• [The problem] Report every line from the material that contains the word "storage".

--- begin ---

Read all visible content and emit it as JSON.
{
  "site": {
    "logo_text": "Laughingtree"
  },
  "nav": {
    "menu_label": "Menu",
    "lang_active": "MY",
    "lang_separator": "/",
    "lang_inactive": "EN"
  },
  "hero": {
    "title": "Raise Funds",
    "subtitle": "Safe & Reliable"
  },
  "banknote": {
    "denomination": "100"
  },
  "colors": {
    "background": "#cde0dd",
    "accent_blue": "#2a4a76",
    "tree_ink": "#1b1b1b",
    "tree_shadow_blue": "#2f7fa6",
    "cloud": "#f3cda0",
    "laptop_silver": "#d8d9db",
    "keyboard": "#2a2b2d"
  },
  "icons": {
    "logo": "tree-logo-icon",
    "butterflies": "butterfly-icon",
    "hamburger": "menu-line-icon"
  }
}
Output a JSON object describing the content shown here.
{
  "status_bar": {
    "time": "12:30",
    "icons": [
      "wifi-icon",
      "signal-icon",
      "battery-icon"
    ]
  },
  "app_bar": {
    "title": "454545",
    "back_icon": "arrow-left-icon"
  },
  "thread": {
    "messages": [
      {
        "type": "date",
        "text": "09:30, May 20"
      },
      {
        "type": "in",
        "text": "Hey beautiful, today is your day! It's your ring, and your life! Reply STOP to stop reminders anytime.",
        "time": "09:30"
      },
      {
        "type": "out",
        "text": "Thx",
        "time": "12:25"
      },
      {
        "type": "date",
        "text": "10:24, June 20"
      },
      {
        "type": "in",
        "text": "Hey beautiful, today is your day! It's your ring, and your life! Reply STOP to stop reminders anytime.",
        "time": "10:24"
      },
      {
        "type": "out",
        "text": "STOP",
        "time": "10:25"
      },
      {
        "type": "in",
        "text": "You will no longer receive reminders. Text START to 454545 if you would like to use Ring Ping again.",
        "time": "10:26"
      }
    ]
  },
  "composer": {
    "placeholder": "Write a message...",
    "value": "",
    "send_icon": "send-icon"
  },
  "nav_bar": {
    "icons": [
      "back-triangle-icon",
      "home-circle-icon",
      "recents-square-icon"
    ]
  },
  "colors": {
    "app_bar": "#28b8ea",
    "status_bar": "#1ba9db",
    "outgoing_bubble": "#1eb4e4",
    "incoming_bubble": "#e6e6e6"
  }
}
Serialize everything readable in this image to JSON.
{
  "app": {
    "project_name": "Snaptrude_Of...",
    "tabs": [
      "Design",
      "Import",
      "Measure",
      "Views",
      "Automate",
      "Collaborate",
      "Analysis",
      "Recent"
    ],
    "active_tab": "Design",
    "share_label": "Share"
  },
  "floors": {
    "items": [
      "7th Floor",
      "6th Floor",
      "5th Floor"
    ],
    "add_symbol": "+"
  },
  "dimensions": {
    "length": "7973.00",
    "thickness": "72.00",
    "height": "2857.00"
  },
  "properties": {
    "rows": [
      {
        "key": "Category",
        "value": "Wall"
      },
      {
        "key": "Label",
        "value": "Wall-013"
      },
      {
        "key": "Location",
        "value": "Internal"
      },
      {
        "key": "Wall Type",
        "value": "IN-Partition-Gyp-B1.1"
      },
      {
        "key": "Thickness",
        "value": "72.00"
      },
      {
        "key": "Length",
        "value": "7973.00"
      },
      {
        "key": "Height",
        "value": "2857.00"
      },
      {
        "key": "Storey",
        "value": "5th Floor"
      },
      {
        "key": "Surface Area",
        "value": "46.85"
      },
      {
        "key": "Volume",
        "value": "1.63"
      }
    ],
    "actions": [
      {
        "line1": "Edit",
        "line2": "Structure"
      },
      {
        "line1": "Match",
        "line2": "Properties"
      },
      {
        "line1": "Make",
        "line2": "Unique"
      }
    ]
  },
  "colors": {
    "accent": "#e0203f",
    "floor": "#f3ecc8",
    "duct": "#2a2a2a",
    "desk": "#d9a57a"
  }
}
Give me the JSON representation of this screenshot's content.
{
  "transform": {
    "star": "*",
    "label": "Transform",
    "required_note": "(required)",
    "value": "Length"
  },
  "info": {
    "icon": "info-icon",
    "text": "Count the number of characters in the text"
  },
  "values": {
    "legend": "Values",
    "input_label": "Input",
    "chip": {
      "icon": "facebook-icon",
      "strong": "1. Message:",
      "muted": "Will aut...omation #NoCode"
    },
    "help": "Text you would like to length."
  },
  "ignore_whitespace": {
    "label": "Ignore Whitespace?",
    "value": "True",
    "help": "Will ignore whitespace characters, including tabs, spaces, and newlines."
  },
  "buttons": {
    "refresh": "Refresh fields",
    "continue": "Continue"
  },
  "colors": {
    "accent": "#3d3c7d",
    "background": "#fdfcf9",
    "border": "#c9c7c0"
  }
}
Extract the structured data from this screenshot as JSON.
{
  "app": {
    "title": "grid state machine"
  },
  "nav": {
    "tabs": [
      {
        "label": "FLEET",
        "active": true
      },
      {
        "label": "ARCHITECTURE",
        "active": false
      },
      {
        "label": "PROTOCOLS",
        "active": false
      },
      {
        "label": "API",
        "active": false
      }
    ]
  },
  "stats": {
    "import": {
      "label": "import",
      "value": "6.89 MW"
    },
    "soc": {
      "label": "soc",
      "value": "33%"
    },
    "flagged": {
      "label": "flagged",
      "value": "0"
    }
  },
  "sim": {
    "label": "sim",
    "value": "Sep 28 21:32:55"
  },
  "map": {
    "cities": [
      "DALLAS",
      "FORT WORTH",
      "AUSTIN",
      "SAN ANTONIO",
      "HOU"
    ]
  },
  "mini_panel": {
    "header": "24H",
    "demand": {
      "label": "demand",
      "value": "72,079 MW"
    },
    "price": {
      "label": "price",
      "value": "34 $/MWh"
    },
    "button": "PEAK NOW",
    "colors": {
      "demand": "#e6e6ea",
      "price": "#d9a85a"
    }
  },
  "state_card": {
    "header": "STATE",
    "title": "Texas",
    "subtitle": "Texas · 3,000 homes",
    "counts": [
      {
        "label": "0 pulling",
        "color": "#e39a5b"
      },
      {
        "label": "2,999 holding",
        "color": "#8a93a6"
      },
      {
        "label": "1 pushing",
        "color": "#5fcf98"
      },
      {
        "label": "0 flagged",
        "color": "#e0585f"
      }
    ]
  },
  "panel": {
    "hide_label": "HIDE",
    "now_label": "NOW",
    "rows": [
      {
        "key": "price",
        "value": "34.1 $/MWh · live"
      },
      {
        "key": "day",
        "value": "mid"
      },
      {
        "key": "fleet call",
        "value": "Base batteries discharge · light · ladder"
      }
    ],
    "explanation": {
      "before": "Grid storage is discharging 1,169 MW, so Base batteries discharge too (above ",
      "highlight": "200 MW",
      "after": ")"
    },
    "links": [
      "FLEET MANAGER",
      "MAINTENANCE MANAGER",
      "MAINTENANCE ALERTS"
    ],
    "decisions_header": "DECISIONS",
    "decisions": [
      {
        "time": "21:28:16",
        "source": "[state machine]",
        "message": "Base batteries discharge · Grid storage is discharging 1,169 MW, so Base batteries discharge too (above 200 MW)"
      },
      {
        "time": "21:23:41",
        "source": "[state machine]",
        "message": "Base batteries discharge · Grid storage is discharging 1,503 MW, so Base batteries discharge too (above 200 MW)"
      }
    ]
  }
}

--- end ---

• [Correct result]
      "before": "Grid storage is discharging 1,169 MW, so Base batteries discharge too (above ",
        "message": "Base batteries discharge · Grid storage is discharging 1,169 MW, so Base batteries discharge too (above 200 MW)"
        "message": "Base batteries discharge · Grid storage is discharging 1,503 MW, so Base batteries discharge too (above 200 MW)"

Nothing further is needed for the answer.